Instruction: Where a line contains the string "color", copy that line.

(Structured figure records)

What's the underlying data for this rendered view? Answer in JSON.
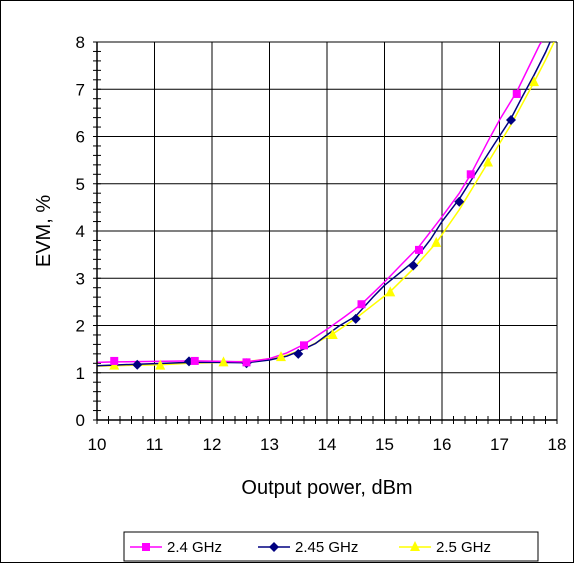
{
  "chart_data": {
    "type": "line",
    "title": "",
    "xlabel": "Output power, dBm",
    "ylabel": "EVM, %",
    "xlim": [
      10,
      18
    ],
    "ylim": [
      0,
      8
    ],
    "x_ticks": [
      "10",
      "11",
      "12",
      "13",
      "14",
      "15",
      "16",
      "17",
      "18"
    ],
    "y_ticks": [
      "0",
      "1",
      "2",
      "3",
      "4",
      "5",
      "6",
      "7",
      "8"
    ],
    "grid": true,
    "legend_position": "bottom",
    "series": [
      {
        "name": "2.4 GHz",
        "color": "#ff00ff",
        "marker": "square",
        "points": [
          [
            10.3,
            1.25
          ],
          [
            11.7,
            1.25
          ],
          [
            12.6,
            1.22
          ],
          [
            13.6,
            1.58
          ],
          [
            14.6,
            2.45
          ],
          [
            15.6,
            3.6
          ],
          [
            16.5,
            5.2
          ],
          [
            17.3,
            6.9
          ]
        ],
        "curve": [
          [
            10.0,
            1.22
          ],
          [
            10.3,
            1.23
          ],
          [
            11.0,
            1.24
          ],
          [
            11.7,
            1.25
          ],
          [
            12.2,
            1.24
          ],
          [
            12.6,
            1.23
          ],
          [
            13.0,
            1.3
          ],
          [
            13.3,
            1.42
          ],
          [
            13.6,
            1.6
          ],
          [
            14.0,
            1.92
          ],
          [
            14.3,
            2.18
          ],
          [
            14.6,
            2.45
          ],
          [
            15.0,
            2.92
          ],
          [
            15.3,
            3.3
          ],
          [
            15.6,
            3.67
          ],
          [
            16.0,
            4.3
          ],
          [
            16.3,
            4.8
          ],
          [
            16.5,
            5.2
          ],
          [
            16.8,
            5.9
          ],
          [
            17.0,
            6.35
          ],
          [
            17.3,
            6.95
          ],
          [
            17.5,
            7.45
          ],
          [
            17.7,
            7.95
          ],
          [
            17.73,
            8.0
          ]
        ]
      },
      {
        "name": "2.45 GHz",
        "color": "#000080",
        "marker": "diamond",
        "points": [
          [
            10.7,
            1.17
          ],
          [
            11.6,
            1.24
          ],
          [
            12.6,
            1.2
          ],
          [
            13.5,
            1.4
          ],
          [
            14.5,
            2.14
          ],
          [
            15.5,
            3.27
          ],
          [
            16.3,
            4.62
          ],
          [
            17.2,
            6.35
          ]
        ],
        "curve": [
          [
            10.0,
            1.15
          ],
          [
            10.7,
            1.18
          ],
          [
            11.2,
            1.2
          ],
          [
            11.6,
            1.22
          ],
          [
            12.1,
            1.22
          ],
          [
            12.6,
            1.21
          ],
          [
            13.0,
            1.27
          ],
          [
            13.3,
            1.35
          ],
          [
            13.5,
            1.45
          ],
          [
            13.8,
            1.62
          ],
          [
            14.0,
            1.8
          ],
          [
            14.2,
            1.98
          ],
          [
            14.5,
            2.2
          ],
          [
            14.8,
            2.6
          ],
          [
            15.0,
            2.85
          ],
          [
            15.2,
            3.05
          ],
          [
            15.5,
            3.35
          ],
          [
            15.8,
            3.82
          ],
          [
            16.0,
            4.2
          ],
          [
            16.3,
            4.68
          ],
          [
            16.6,
            5.25
          ],
          [
            16.9,
            5.82
          ],
          [
            17.2,
            6.38
          ],
          [
            17.4,
            6.85
          ],
          [
            17.6,
            7.3
          ],
          [
            17.8,
            7.78
          ],
          [
            17.88,
            8.0
          ]
        ]
      },
      {
        "name": "2.5 GHz",
        "color": "#ffff00",
        "marker": "triangle",
        "points": [
          [
            10.3,
            1.15
          ],
          [
            11.1,
            1.15
          ],
          [
            12.2,
            1.22
          ],
          [
            13.2,
            1.33
          ],
          [
            14.1,
            1.8
          ],
          [
            15.1,
            2.7
          ],
          [
            15.9,
            3.75
          ],
          [
            16.8,
            5.45
          ],
          [
            17.6,
            7.15
          ]
        ],
        "curve": [
          [
            10.0,
            1.14
          ],
          [
            10.3,
            1.15
          ],
          [
            11.1,
            1.17
          ],
          [
            11.6,
            1.2
          ],
          [
            12.2,
            1.22
          ],
          [
            12.7,
            1.25
          ],
          [
            13.2,
            1.33
          ],
          [
            13.6,
            1.5
          ],
          [
            14.1,
            1.82
          ],
          [
            14.5,
            2.15
          ],
          [
            15.1,
            2.72
          ],
          [
            15.5,
            3.2
          ],
          [
            15.9,
            3.75
          ],
          [
            16.3,
            4.45
          ],
          [
            16.8,
            5.45
          ],
          [
            17.2,
            6.25
          ],
          [
            17.6,
            7.15
          ],
          [
            17.8,
            7.62
          ],
          [
            17.95,
            8.0
          ]
        ]
      }
    ]
  }
}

Full response:
        "color": "#ff00ff",
        "color": "#000080",
        "color": "#ffff00",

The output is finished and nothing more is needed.